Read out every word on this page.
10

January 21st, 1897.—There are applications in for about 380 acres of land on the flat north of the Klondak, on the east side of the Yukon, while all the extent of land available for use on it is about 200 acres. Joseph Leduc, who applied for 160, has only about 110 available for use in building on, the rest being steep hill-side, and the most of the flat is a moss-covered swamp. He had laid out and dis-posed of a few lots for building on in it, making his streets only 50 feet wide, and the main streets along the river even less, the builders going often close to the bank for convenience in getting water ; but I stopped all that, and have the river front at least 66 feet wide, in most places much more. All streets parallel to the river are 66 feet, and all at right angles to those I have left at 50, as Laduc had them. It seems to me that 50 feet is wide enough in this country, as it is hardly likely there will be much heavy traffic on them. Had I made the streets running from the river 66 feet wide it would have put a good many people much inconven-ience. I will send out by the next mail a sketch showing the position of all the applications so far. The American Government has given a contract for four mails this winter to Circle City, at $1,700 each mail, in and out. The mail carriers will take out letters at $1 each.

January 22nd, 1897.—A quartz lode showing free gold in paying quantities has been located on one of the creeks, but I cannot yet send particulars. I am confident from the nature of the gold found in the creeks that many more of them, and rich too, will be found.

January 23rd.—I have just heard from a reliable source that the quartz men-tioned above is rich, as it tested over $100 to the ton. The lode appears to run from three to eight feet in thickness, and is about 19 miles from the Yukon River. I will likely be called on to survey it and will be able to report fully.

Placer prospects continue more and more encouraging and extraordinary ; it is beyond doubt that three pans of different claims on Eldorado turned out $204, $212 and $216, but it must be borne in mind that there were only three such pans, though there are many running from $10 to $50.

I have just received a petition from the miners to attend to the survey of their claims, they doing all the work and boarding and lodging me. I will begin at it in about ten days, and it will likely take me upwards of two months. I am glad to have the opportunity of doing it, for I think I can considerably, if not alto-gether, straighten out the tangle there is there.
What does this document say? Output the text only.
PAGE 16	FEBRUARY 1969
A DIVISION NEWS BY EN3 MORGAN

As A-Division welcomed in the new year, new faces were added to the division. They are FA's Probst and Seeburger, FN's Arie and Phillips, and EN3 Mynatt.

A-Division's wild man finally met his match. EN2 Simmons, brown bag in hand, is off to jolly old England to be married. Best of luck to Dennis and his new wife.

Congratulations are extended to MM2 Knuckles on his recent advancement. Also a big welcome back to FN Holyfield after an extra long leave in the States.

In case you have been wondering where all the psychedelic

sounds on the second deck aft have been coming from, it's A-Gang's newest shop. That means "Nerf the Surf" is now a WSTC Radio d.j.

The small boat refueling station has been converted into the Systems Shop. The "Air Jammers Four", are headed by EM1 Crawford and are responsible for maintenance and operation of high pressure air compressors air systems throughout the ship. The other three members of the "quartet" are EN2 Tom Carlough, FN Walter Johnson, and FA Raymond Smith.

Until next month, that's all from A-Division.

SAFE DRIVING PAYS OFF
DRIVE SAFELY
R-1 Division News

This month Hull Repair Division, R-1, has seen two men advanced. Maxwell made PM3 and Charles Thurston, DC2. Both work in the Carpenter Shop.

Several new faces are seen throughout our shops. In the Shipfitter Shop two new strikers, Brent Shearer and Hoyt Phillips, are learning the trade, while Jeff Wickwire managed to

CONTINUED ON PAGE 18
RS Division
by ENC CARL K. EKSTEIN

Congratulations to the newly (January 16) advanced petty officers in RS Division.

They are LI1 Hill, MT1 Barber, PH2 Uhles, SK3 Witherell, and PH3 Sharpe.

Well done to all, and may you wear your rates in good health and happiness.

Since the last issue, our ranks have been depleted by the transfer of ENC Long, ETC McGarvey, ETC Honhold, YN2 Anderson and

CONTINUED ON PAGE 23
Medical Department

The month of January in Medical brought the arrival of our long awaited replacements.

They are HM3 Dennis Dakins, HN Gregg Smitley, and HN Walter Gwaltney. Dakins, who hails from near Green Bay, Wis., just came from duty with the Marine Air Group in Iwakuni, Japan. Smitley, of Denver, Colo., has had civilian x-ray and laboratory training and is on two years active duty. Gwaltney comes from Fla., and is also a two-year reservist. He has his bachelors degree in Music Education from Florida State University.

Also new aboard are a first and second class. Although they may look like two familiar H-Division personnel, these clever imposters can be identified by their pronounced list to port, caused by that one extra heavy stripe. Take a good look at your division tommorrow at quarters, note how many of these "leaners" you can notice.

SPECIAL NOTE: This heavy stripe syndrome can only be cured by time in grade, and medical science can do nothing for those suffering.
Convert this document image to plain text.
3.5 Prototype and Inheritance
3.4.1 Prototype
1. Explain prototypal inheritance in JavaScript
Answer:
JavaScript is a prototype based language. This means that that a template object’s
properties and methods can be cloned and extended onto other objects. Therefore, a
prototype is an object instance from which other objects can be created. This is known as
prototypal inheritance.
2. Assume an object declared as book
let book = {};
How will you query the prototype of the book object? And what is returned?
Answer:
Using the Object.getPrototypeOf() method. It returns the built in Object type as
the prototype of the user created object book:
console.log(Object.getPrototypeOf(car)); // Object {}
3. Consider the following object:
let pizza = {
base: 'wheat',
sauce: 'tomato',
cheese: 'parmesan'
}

□ □ □ □

Requirement: Show the lines that mention the word "text".

Finished task:
What does this document say? Output the text only.
Convert this document image to plain text.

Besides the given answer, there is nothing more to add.